■ Task statement: Hunt for the word "górę" across the entries below, copying each line that holds it.

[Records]
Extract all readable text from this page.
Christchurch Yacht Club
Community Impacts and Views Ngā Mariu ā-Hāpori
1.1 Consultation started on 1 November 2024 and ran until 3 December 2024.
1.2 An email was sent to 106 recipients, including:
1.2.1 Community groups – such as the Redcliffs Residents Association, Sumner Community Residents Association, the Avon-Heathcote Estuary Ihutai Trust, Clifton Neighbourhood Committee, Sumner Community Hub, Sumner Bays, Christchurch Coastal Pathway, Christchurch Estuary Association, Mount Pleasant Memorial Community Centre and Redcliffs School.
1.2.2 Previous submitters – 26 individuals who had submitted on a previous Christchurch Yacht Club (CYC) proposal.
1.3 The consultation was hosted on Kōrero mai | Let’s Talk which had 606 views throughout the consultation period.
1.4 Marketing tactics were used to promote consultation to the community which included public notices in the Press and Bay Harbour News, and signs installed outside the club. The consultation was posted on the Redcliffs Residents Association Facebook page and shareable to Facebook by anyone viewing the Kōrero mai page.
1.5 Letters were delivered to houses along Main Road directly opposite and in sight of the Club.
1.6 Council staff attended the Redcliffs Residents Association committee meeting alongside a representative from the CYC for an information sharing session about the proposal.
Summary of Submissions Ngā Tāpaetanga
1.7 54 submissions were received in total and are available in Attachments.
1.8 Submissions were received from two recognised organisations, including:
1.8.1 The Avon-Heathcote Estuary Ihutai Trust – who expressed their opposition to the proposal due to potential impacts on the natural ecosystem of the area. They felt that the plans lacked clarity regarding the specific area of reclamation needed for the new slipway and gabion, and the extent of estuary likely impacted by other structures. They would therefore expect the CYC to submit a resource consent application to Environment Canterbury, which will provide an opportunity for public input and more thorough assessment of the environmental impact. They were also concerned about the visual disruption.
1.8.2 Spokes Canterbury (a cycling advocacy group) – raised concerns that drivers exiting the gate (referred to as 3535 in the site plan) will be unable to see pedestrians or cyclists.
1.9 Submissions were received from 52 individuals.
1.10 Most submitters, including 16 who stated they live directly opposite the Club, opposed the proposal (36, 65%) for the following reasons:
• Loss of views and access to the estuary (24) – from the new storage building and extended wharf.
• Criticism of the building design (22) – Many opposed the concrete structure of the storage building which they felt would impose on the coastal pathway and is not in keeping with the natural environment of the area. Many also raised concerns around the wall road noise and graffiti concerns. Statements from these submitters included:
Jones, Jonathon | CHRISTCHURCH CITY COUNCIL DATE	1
--
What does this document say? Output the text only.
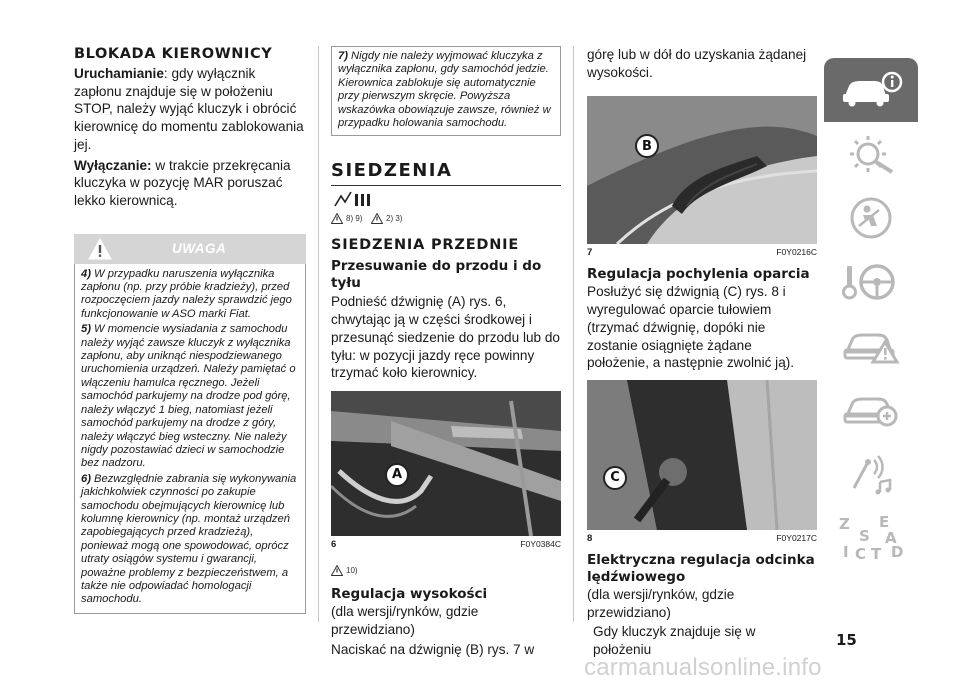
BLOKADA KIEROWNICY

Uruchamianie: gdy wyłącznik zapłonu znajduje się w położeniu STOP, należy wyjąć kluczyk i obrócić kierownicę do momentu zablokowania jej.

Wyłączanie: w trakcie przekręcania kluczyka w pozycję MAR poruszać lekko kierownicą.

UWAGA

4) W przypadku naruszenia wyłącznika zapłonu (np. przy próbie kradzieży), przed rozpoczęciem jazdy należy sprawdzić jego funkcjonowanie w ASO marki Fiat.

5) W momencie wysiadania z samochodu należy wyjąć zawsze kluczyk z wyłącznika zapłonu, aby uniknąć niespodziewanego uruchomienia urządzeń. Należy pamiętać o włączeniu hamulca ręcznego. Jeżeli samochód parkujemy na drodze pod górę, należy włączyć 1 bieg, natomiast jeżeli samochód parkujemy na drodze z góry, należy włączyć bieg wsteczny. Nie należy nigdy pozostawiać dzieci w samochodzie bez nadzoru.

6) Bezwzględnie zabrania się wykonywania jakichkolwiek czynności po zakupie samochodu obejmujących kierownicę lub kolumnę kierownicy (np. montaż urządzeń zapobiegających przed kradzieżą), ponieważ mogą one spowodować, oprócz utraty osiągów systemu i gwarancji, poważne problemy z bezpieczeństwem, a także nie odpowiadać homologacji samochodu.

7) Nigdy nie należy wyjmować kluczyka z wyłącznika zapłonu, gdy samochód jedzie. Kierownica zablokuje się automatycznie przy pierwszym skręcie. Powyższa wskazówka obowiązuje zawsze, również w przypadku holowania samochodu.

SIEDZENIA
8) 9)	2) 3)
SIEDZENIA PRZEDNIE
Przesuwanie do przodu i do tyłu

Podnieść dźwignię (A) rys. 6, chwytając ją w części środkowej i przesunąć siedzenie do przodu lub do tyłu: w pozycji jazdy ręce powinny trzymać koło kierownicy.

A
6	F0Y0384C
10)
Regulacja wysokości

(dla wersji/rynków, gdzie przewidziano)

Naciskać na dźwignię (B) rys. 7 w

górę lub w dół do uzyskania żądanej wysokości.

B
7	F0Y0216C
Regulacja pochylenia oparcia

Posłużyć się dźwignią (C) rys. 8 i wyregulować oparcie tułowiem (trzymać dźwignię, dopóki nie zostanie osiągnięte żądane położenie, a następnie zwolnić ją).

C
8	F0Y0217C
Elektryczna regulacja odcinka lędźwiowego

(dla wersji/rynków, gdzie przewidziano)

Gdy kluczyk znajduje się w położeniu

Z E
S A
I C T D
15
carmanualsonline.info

■ Solution below:
5) W momencie wysiadania z samochodu należy wyjąć zawsze kluczyk z wyłącznika zapłonu, aby uniknąć niespodziewanego uruchomienia urządzeń. Należy pamiętać o włączeniu hamulca ręcznego. Jeżeli samochód parkujemy na drodze pod górę, należy włączyć 1 bieg, natomiast jeżeli samochód parkujemy na drodze z góry, należy włączyć bieg wsteczny. Nie należy nigdy pozostawiać dzieci w samochodzie bez nadzoru.
górę lub w dół do uzyskania żądanej wysokości.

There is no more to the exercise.